# Material shown:
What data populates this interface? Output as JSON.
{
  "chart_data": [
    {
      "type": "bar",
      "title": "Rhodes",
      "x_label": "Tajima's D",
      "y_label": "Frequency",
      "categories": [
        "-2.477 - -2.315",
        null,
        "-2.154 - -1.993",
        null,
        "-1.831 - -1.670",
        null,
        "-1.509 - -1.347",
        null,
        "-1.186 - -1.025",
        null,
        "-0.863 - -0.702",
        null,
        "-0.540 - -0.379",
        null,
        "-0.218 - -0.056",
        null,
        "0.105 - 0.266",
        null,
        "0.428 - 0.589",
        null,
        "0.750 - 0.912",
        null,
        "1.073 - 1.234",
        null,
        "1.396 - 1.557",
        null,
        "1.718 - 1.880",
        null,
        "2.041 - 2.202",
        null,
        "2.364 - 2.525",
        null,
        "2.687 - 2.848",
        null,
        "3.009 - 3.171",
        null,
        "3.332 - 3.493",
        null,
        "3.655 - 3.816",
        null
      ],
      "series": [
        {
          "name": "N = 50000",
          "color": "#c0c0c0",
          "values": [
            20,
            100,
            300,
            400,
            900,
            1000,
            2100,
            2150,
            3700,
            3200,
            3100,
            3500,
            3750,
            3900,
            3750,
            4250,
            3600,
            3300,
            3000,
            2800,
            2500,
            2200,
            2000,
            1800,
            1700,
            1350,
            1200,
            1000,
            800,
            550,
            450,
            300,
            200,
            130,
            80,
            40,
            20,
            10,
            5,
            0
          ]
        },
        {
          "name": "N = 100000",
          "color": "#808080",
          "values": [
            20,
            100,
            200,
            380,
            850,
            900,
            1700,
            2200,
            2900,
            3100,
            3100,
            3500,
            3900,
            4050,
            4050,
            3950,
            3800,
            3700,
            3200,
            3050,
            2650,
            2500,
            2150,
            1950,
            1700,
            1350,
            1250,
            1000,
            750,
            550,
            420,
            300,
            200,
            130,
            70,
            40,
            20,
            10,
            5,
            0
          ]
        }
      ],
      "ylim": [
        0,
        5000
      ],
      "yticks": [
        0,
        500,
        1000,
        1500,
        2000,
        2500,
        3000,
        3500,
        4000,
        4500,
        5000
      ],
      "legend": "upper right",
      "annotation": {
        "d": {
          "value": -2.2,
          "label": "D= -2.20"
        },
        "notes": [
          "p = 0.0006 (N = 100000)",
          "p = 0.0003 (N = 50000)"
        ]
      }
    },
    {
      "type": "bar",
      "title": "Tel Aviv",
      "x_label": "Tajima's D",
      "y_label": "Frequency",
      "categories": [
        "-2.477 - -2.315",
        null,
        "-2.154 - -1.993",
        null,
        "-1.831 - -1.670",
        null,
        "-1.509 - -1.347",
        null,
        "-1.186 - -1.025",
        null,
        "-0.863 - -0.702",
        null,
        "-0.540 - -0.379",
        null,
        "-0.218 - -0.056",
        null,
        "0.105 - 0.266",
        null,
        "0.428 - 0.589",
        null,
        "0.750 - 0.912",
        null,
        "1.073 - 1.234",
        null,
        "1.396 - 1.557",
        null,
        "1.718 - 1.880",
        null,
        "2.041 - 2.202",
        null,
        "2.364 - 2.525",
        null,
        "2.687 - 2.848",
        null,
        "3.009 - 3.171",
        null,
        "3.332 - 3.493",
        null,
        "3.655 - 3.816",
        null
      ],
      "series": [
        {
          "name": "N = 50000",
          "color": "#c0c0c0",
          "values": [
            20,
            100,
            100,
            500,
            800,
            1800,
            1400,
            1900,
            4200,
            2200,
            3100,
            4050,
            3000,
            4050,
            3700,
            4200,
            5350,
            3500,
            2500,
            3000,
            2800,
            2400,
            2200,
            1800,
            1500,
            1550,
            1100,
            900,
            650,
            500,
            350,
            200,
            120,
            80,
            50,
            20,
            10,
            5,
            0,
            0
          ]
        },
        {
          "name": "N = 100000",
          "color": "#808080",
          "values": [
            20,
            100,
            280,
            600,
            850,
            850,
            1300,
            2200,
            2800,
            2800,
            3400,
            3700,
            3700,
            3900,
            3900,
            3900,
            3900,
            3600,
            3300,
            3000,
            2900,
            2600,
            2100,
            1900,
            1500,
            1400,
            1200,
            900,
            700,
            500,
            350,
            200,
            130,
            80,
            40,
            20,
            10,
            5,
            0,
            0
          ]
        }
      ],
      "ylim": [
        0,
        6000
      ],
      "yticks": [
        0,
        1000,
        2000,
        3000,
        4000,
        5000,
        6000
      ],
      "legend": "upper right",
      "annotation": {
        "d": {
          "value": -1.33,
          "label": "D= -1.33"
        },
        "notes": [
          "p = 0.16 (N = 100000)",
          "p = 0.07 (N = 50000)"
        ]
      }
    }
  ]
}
---
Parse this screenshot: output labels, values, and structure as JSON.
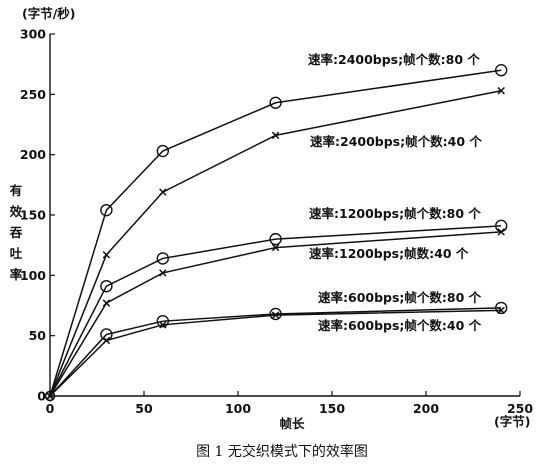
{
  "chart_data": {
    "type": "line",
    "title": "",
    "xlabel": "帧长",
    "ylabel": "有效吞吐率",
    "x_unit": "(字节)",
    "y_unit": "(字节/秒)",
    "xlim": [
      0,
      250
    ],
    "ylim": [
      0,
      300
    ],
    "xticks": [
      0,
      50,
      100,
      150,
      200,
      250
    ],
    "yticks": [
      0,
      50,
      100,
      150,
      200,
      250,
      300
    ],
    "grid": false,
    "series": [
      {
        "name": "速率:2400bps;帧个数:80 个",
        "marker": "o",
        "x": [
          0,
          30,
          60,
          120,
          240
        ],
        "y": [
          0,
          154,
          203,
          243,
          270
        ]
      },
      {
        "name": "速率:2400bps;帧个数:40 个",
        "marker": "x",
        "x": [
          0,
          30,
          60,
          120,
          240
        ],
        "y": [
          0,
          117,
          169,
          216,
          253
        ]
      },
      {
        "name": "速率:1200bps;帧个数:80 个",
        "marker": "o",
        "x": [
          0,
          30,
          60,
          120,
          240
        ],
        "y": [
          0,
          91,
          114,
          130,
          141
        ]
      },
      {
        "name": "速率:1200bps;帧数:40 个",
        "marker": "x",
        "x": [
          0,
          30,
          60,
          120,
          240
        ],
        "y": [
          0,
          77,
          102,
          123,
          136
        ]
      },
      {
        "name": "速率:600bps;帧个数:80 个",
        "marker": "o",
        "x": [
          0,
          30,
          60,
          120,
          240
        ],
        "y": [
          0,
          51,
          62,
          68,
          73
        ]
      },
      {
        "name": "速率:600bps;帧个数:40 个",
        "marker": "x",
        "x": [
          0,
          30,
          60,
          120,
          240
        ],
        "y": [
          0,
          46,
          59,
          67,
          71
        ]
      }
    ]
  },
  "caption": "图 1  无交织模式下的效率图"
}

# Exercise details:
Look through the entries above and report each line where the string "JSON" occurs.

# Solution to the exercise:
What data populates this interface? Output as JSON.
Parse this screenshot: output labels, values, and structure as JSON.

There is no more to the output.